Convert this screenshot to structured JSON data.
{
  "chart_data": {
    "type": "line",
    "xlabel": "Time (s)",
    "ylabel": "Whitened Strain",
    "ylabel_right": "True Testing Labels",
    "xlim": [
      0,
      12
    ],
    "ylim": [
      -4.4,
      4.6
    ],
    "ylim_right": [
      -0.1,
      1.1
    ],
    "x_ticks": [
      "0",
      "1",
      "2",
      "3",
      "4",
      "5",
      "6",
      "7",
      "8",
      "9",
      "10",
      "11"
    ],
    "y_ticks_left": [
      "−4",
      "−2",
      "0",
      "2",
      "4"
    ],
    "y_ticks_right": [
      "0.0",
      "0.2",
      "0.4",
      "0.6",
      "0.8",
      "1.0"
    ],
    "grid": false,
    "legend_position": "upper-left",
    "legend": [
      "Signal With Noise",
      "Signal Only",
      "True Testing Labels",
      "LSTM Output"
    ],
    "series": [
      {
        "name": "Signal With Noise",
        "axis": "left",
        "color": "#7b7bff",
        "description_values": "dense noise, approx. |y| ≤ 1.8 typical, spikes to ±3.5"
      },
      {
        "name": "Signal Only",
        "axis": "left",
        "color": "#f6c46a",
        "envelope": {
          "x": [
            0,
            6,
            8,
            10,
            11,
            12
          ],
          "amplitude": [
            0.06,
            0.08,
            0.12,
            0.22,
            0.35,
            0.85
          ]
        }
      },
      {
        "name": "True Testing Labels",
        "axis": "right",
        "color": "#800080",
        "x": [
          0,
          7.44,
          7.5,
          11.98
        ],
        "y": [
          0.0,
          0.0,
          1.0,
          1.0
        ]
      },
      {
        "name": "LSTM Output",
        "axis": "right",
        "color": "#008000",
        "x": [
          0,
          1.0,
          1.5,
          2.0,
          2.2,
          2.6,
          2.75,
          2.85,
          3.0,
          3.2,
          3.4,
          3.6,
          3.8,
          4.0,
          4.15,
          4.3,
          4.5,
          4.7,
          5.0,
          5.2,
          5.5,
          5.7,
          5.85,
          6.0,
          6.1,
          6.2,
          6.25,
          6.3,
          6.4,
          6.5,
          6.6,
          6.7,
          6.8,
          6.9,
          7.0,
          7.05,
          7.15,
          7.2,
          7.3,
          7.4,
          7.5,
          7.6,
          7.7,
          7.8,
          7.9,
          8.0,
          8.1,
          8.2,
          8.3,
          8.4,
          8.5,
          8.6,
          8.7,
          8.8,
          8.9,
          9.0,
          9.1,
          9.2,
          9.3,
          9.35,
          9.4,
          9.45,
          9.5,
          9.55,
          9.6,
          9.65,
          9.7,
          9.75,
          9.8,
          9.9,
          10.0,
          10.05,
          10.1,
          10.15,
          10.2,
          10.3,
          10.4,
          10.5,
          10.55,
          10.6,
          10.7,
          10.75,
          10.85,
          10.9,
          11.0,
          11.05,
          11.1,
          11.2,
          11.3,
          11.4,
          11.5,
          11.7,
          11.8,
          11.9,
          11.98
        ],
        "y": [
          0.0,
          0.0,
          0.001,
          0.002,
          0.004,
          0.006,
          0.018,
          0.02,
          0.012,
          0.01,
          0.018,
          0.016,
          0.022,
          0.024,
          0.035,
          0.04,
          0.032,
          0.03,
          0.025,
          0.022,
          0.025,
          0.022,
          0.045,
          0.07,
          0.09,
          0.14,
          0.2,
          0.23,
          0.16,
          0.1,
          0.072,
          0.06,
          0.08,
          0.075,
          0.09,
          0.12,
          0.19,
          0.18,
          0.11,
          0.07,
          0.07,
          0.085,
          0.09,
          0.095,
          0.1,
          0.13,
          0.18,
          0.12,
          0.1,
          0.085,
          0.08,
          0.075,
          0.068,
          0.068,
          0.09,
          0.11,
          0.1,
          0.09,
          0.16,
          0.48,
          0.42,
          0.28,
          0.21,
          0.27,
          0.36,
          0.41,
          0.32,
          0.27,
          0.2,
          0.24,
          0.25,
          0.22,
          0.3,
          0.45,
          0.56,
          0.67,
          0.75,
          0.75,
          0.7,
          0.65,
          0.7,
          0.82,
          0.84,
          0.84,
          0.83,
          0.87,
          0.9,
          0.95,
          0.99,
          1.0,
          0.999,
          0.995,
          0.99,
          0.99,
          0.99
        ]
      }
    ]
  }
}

**Stated goal**
Look through the listing above. Pick out each line with "color" and copy it.

**Response to the exercise**
        "color": "#7b7bff",
        "color": "#f6c46a",
        "color": "#800080",
        "color": "#008000",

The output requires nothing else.